▸ **Task brief**: Reproduce the primary key passage word for word between "May the Best" and "for the table.", inclusive.

▸ **Text section**:
*-*-*
May the Best Primary Key Win
You can use the criteria in Table 1 to evaluate each primary key candidate. The candidate that matches all the best answers is the best choice as the table's primary key. If no candidate meets all the best answer criteria, consider creating a surrogate primary key for the table.
*-*-*
▸ **Data extracts**:
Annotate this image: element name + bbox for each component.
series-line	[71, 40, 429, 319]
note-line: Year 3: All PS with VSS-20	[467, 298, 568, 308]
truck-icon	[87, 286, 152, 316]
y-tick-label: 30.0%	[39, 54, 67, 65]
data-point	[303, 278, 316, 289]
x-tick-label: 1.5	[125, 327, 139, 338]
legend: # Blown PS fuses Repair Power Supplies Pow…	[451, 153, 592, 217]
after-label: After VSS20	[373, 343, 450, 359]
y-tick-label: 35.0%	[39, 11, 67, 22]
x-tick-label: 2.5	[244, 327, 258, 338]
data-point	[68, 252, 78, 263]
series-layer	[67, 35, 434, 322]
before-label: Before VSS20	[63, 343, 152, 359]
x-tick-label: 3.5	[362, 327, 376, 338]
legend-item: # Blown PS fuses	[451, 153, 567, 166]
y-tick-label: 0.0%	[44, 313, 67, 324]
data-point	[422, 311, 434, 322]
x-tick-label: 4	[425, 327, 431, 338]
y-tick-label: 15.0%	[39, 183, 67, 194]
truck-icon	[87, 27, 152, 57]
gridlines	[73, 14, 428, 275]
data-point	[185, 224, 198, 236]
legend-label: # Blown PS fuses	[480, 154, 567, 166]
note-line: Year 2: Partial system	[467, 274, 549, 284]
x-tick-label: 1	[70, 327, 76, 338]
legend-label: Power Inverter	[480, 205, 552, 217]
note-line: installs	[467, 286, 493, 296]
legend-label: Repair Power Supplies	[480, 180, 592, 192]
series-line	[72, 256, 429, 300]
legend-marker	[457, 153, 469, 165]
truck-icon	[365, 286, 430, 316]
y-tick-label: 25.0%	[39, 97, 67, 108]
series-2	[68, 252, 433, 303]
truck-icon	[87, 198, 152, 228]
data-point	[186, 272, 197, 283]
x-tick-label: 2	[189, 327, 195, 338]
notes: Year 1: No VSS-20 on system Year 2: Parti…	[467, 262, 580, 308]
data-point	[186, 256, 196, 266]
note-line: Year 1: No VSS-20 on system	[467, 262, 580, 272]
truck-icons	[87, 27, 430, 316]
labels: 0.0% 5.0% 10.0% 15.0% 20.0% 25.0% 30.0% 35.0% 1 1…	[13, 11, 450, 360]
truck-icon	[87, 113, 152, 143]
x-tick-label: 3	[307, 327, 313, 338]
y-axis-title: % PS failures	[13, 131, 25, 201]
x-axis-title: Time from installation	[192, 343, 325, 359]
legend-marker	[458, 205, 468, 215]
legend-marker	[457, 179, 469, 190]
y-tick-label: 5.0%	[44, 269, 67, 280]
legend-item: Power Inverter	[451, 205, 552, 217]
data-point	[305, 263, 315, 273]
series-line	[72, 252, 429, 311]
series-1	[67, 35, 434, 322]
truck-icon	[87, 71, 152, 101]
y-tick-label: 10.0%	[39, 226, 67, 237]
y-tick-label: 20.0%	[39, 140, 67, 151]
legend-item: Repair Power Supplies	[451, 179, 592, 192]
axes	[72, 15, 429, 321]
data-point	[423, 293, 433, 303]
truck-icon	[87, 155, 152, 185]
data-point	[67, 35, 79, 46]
*-*-*
▸ **Solution for this exercise**:
May the Best Primary Key Win
You can use the criteria in Table 1 to evaluate each primary key candidate. The candidate that matches all the best answers is the best choice as the table's primary key. If no candidate meets all the best answer criteria, consider creating a surrogate primary key for the table.